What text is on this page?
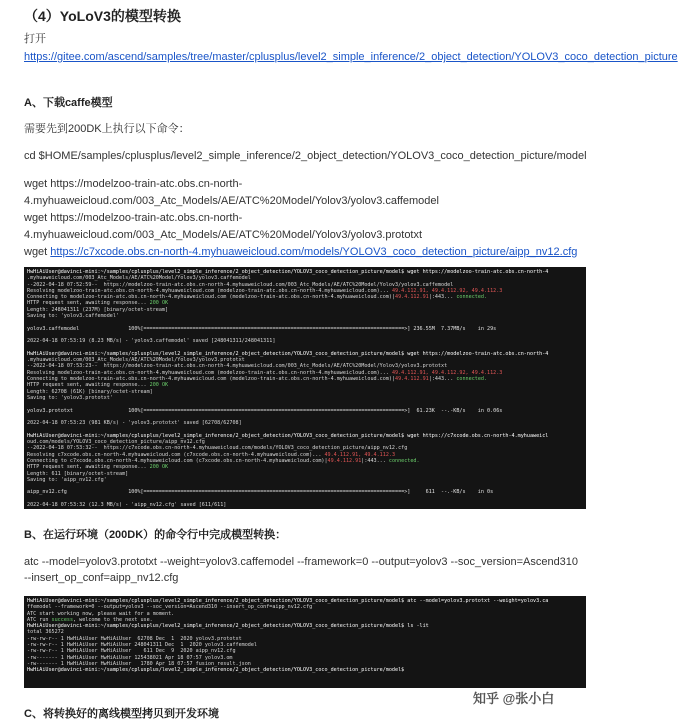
（4）YoLoV3的模型转换
打开
https://gitee.com/ascend/samples/tree/master/cplusplus/level2_simple_inference/2_object_detection/YOLOV3_coco_detection_picture
A、下载caffe模型
需要先到200DK上执行以下命令：
cd $HOME/samples/cplusplus/level2_simple_inference/2_object_detection/YOLOV3_coco_detection_picture/model
wget https://modelzoo-train-atc.obs.cn-north-
4.myhuaweicloud.com/003_Atc_Models/AE/ATC%20Model/Yolov3/yolov3.caffemodel
wget https://modelzoo-train-atc.obs.cn-north-
4.myhuaweicloud.com/003_Atc_Models/AE/ATC%20Model/Yolov3/yolov3.prototxt
wget https://c7xcode.obs.cn-north-4.myhuaweicloud.com/models/YOLOV3_coco_detection_picture/aipp_nv12.cfg
HwHiAiUser@davinci-mini:~/samples/cplusplus/level2_simple_inference/2_object_detection/YOLOV3_coco_detection_picture/model$ wget https://modelzoo-train-atc.obs.cn-north-4
.myhuaweicloud.com/003_Atc_Models/AE/ATC%20Model/Yolov3/yolov3.caffemodel
--2022-04-18 07:52:59--  https://modelzoo-train-atc.obs.cn-north-4.myhuaweicloud.com/003_Atc_Models/AE/ATC%20Model/Yolov3/yolov3.caffemodel
Resolving modelzoo-train-atc.obs.cn-north-4.myhuaweicloud.com (modelzoo-train-atc.obs.cn-north-4.myhuaweicloud.com)... 49.4.112.91, 49.4.112.92, 49.4.112.3
Connecting to modelzoo-train-atc.obs.cn-north-4.myhuaweicloud.com (modelzoo-train-atc.obs.cn-north-4.myhuaweicloud.com)|49.4.112.91|:443... connected.
HTTP request sent, awaiting response... 200 OK
Length: 248041311 (237M) [binary/octet-stream]
Saving to: 'yolov3.caffemodel'

yolov3.caffemodel                100%[=====================================================================================>] 236.55M  7.37MB/s    in 29s

2022-04-18 07:53:19 (8.23 MB/s) - 'yolov3.caffemodel' saved [248041311/248041311]

HwHiAiUser@davinci-mini:~/samples/cplusplus/level2_simple_inference/2_object_detection/YOLOV3_coco_detection_picture/model$ wget https://modelzoo-train-atc.obs.cn-north-4
.myhuaweicloud.com/003_Atc_Models/AE/ATC%20Model/Yolov3/yolov3.prototxt
--2022-04-18 07:53:23--  https://modelzoo-train-atc.obs.cn-north-4.myhuaweicloud.com/003_Atc_Models/AE/ATC%20Model/Yolov3/yolov3.prototxt
Resolving modelzoo-train-atc.obs.cn-north-4.myhuaweicloud.com (modelzoo-train-atc.obs.cn-north-4.myhuaweicloud.com)... 49.4.112.91, 49.4.112.92, 49.4.112.3
Connecting to modelzoo-train-atc.obs.cn-north-4.myhuaweicloud.com (modelzoo-train-atc.obs.cn-north-4.myhuaweicloud.com)|49.4.112.91|:443... connected.
HTTP request sent, awaiting response... 200 OK
Length: 62708 (61K) [binary/octet-stream]
Saving to: 'yolov3.prototxt'

yolov3.prototxt                  100%[=====================================================================================>]  61.23K  --.-KB/s    in 0.06s

2022-04-18 07:53:23 (981 KB/s) - 'yolov3.prototxt' saved [62708/62708]

HwHiAiUser@davinci-mini:~/samples/cplusplus/level2_simple_inference/2_object_detection/YOLOV3_coco_detection_picture/model$ wget https://c7xcode.obs.cn-north-4.myhuaweicl
oud.com/models/YOLOV3_coco_detection_picture/aipp_nv12.cfg
--2022-04-18 07:53:32--  https://c7xcode.obs.cn-north-4.myhuaweicloud.com/models/YOLOV3_coco_detection_picture/aipp_nv12.cfg
Resolving c7xcode.obs.cn-north-4.myhuaweicloud.com (c7xcode.obs.cn-north-4.myhuaweicloud.com)... 49.4.112.91, 49.4.112.3
Connecting to c7xcode.obs.cn-north-4.myhuaweicloud.com (c7xcode.obs.cn-north-4.myhuaweicloud.com)|49.4.112.91|:443... connected.
HTTP request sent, awaiting response... 200 OK
Length: 611 [binary/octet-stream]
Saving to: 'aipp_nv12.cfg'

aipp_nv12.cfg                    100%[=====================================================================================>]     611  --.-KB/s    in 0s

2022-04-18 07:53:32 (12.3 MB/s) - 'aipp_nv12.cfg' saved [611/611]
B、在运行环境（200DK）的命令行中完成模型转换：
atc --model=yolov3.prototxt --weight=yolov3.caffemodel --framework=0 --output=yolov3 --soc_version=Ascend310 --insert_op_conf=aipp_nv12.cfg
HwHiAiUser@davinci-mini:~/samples/cplusplus/level2_simple_inference/2_object_detection/YOLOV3_coco_detection_picture/model$ atc --model=yolov3.prototxt --weight=yolov3.ca
ffemodel --framework=0 --output=yolov3 --soc_version=Ascend310 --insert_op_conf=aipp_nv12.cfg
ATC start working now, please wait for a moment.
ATC run success, welcome to the next use.
HwHiAiUser@davinci-mini:~/samples/cplusplus/level2_simple_inference/2_object_detection/YOLOV3_coco_detection_picture/model$ ls -lit
total 365272
-rw-rw-r-- 1 HwHiAiUser HwHiAiUser  62708 Dec  1  2020 yolov3.prototxt
-rw-rw-r-- 1 HwHiAiUser HwHiAiUser 248041311 Dec  1  2020 yolov3.caffemodel
-rw-rw-r-- 1 HwHiAiUser HwHiAiUser    611 Dec  9  2020 aipp_nv12.cfg
-rw------- 1 HwHiAiUser HwHiAiUser 125438021 Apr 18 07:57 yolov3.om
-rw------- 1 HwHiAiUser HwHiAiUser   1780 Apr 18 07:57 fusion_result.json
HwHiAiUser@davinci-mini:~/samples/cplusplus/level2_simple_inference/2_object_detection/YOLOV3_coco_detection_picture/model$
知乎 @张小白
C、将转换好的离线模型拷贝到开发环境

▬▬▬▬▬▬▬▬▬▬

◆ Requirements: Search the data above for the string "octet" and return every line that has it.

◆ Exercise solution:
Length: 248041311 (237M) [binary/octet-stream]
Length: 62708 (61K) [binary/octet-stream]
Length: 611 [binary/octet-stream]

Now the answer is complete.